╭─ DATA PROVIDED
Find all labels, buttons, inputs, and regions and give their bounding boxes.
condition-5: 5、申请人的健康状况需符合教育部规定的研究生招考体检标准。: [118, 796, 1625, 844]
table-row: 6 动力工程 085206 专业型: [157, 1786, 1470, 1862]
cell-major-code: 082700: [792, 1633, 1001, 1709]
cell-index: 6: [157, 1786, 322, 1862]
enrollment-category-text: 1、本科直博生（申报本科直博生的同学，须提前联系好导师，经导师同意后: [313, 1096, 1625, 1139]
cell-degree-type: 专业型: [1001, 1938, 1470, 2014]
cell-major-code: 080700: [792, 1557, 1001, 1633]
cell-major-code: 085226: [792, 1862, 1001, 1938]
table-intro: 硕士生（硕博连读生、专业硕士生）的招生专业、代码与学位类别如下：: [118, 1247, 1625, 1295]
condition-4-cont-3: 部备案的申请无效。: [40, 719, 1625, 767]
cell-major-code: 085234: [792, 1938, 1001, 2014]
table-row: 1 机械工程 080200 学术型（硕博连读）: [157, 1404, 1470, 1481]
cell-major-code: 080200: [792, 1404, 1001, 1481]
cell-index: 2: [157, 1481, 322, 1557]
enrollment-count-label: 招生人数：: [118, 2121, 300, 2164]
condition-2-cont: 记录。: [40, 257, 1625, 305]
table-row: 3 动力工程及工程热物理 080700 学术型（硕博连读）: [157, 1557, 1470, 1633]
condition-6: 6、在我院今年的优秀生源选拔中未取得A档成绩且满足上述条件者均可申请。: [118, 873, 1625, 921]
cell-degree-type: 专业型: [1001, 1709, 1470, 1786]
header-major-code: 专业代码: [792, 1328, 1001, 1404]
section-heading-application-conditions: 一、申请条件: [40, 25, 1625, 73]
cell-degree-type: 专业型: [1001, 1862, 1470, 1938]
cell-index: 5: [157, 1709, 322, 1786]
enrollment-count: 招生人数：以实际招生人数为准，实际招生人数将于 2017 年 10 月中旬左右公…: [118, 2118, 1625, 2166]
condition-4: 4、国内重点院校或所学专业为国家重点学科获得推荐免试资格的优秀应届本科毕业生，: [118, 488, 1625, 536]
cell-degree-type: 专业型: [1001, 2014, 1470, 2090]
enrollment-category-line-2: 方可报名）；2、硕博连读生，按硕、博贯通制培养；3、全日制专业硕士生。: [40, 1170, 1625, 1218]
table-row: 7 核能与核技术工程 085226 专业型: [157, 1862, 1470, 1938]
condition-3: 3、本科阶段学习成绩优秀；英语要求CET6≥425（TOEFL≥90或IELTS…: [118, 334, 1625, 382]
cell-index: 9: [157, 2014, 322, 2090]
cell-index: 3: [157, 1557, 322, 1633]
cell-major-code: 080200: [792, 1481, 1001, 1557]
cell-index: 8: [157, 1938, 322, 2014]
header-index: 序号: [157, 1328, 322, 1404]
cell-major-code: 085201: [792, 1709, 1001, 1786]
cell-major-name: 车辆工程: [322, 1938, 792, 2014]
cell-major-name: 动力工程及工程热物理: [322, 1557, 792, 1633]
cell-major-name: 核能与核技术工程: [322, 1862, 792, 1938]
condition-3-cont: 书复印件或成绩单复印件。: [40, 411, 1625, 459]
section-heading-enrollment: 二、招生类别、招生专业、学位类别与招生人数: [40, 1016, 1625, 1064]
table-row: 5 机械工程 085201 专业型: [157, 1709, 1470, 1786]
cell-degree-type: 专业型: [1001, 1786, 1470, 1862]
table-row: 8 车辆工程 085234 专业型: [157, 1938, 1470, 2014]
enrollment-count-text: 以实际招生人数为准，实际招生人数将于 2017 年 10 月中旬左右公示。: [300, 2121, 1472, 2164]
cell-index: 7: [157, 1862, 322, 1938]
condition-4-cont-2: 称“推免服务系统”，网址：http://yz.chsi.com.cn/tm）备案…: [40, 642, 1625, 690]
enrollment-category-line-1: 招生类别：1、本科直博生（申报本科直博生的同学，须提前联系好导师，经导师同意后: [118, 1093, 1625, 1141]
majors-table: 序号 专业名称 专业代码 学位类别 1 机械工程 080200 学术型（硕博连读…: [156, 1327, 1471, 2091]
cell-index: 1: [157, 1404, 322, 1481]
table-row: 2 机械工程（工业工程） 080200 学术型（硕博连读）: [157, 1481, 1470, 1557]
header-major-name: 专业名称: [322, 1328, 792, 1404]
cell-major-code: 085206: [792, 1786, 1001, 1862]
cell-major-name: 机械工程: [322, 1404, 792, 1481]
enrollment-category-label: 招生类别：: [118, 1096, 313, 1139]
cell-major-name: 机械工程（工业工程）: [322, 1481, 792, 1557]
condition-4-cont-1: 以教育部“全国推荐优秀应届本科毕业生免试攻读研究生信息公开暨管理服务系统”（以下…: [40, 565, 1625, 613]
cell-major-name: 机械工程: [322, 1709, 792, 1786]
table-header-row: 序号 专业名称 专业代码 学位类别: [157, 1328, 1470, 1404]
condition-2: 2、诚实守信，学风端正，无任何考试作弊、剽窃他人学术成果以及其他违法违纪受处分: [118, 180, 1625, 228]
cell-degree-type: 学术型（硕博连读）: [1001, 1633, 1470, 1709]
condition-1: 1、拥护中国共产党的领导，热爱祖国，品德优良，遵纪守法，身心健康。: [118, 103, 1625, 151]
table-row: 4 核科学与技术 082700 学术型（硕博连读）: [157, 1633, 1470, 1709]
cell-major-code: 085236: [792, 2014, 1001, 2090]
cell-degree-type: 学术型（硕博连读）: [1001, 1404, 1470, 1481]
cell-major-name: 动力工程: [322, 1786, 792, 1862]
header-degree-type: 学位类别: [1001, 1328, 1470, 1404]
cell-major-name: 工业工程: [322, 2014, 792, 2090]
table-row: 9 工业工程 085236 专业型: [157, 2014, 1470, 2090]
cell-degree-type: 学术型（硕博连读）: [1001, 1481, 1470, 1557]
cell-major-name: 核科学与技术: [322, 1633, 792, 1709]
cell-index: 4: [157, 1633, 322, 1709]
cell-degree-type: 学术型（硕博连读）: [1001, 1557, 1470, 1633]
╰─
» TASK BRIEF: Rewrite all the entries above, putting "data-row" wherever "table-row" appears and changing nothing else.

» SOLUTION TO THIS PROBLEM:
Find all labels, buttons, inputs, and regions and give their bounding boxes.
condition-5: 5、申请人的健康状况需符合教育部规定的研究生招考体检标准。: [118, 796, 1625, 844]
data-row: 6 动力工程 085206 专业型: [157, 1786, 1470, 1862]
cell-major-code: 082700: [792, 1633, 1001, 1709]
cell-index: 6: [157, 1786, 322, 1862]
enrollment-category-text: 1、本科直博生（申报本科直博生的同学，须提前联系好导师，经导师同意后: [313, 1096, 1625, 1139]
cell-degree-type: 专业型: [1001, 1938, 1470, 2014]
cell-major-code: 080700: [792, 1557, 1001, 1633]
cell-major-code: 085226: [792, 1862, 1001, 1938]
table-intro: 硕士生（硕博连读生、专业硕士生）的招生专业、代码与学位类别如下：: [118, 1247, 1625, 1295]
condition-4-cont-3: 部备案的申请无效。: [40, 719, 1625, 767]
cell-major-code: 085234: [792, 1938, 1001, 2014]
data-row: 1 机械工程 080200 学术型（硕博连读）: [157, 1404, 1470, 1481]
cell-major-code: 080200: [792, 1404, 1001, 1481]
cell-index: 2: [157, 1481, 322, 1557]
enrollment-count-label: 招生人数：: [118, 2121, 300, 2164]
condition-2-cont: 记录。: [40, 257, 1625, 305]
data-row: 3 动力工程及工程热物理 080700 学术型（硕博连读）: [157, 1557, 1470, 1633]
condition-6: 6、在我院今年的优秀生源选拔中未取得A档成绩且满足上述条件者均可申请。: [118, 873, 1625, 921]
cell-degree-type: 专业型: [1001, 1709, 1470, 1786]
header-major-code: 专业代码: [792, 1328, 1001, 1404]
section-heading-application-conditions: 一、申请条件: [40, 25, 1625, 73]
cell-degree-type: 专业型: [1001, 1862, 1470, 1938]
cell-index: 5: [157, 1709, 322, 1786]
enrollment-count: 招生人数：以实际招生人数为准，实际招生人数将于 2017 年 10 月中旬左右公…: [118, 2118, 1625, 2166]
condition-4: 4、国内重点院校或所学专业为国家重点学科获得推荐免试资格的优秀应届本科毕业生，: [118, 488, 1625, 536]
cell-degree-type: 专业型: [1001, 2014, 1470, 2090]
enrollment-category-line-2: 方可报名）；2、硕博连读生，按硕、博贯通制培养；3、全日制专业硕士生。: [40, 1170, 1625, 1218]
data-row: 7 核能与核技术工程 085226 专业型: [157, 1862, 1470, 1938]
condition-3: 3、本科阶段学习成绩优秀；英语要求CET6≥425（TOEFL≥90或IELTS…: [118, 334, 1625, 382]
cell-index: 9: [157, 2014, 322, 2090]
cell-index: 3: [157, 1557, 322, 1633]
cell-major-code: 080200: [792, 1481, 1001, 1557]
cell-index: 8: [157, 1938, 322, 2014]
header-index: 序号: [157, 1328, 322, 1404]
cell-major-code: 085201: [792, 1709, 1001, 1786]
cell-major-name: 车辆工程: [322, 1938, 792, 2014]
cell-major-name: 动力工程及工程热物理: [322, 1557, 792, 1633]
cell-major-name: 核能与核技术工程: [322, 1862, 792, 1938]
condition-3-cont: 书复印件或成绩单复印件。: [40, 411, 1625, 459]
section-heading-enrollment: 二、招生类别、招生专业、学位类别与招生人数: [40, 1016, 1625, 1064]
data-row: 5 机械工程 085201 专业型: [157, 1709, 1470, 1786]
cell-degree-type: 专业型: [1001, 1786, 1470, 1862]
data-row: 8 车辆工程 085234 专业型: [157, 1938, 1470, 2014]
enrollment-count-text: 以实际招生人数为准，实际招生人数将于 2017 年 10 月中旬左右公示。: [300, 2121, 1472, 2164]
cell-index: 7: [157, 1862, 322, 1938]
condition-4-cont-2: 称“推免服务系统”，网址：http://yz.chsi.com.cn/tm）备案…: [40, 642, 1625, 690]
enrollment-category-line-1: 招生类别：1、本科直博生（申报本科直博生的同学，须提前联系好导师，经导师同意后: [118, 1093, 1625, 1141]
majors-table: 序号 专业名称 专业代码 学位类别 1 机械工程 080200 学术型（硕博连读…: [156, 1327, 1471, 2091]
cell-index: 1: [157, 1404, 322, 1481]
data-row: 2 机械工程（工业工程） 080200 学术型（硕博连读）: [157, 1481, 1470, 1557]
header-major-name: 专业名称: [322, 1328, 792, 1404]
cell-major-code: 085206: [792, 1786, 1001, 1862]
cell-major-name: 机械工程: [322, 1404, 792, 1481]
enrollment-category-label: 招生类别：: [118, 1096, 313, 1139]
cell-major-name: 机械工程（工业工程）: [322, 1481, 792, 1557]
condition-4-cont-1: 以教育部“全国推荐优秀应届本科毕业生免试攻读研究生信息公开暨管理服务系统”（以下…: [40, 565, 1625, 613]
cell-major-name: 机械工程: [322, 1709, 792, 1786]
table-header-row: 序号 专业名称 专业代码 学位类别: [157, 1328, 1470, 1404]
condition-2: 2、诚实守信，学风端正，无任何考试作弊、剽窃他人学术成果以及其他违法违纪受处分: [118, 180, 1625, 228]
cell-degree-type: 学术型（硕博连读）: [1001, 1633, 1470, 1709]
condition-1: 1、拥护中国共产党的领导，热爱祖国，品德优良，遵纪守法，身心健康。: [118, 103, 1625, 151]
data-row: 4 核科学与技术 082700 学术型（硕博连读）: [157, 1633, 1470, 1709]
cell-major-code: 085236: [792, 2014, 1001, 2090]
cell-degree-type: 学术型（硕博连读）: [1001, 1404, 1470, 1481]
cell-major-name: 动力工程: [322, 1786, 792, 1862]
header-degree-type: 学位类别: [1001, 1328, 1470, 1404]
cell-major-name: 工业工程: [322, 2014, 792, 2090]
data-row: 9 工业工程 085236 专业型: [157, 2014, 1470, 2090]
cell-degree-type: 学术型（硕博连读）: [1001, 1481, 1470, 1557]
cell-major-name: 核科学与技术: [322, 1633, 792, 1709]
cell-index: 4: [157, 1633, 322, 1709]
cell-degree-type: 学术型（硕博连读）: [1001, 1557, 1470, 1633]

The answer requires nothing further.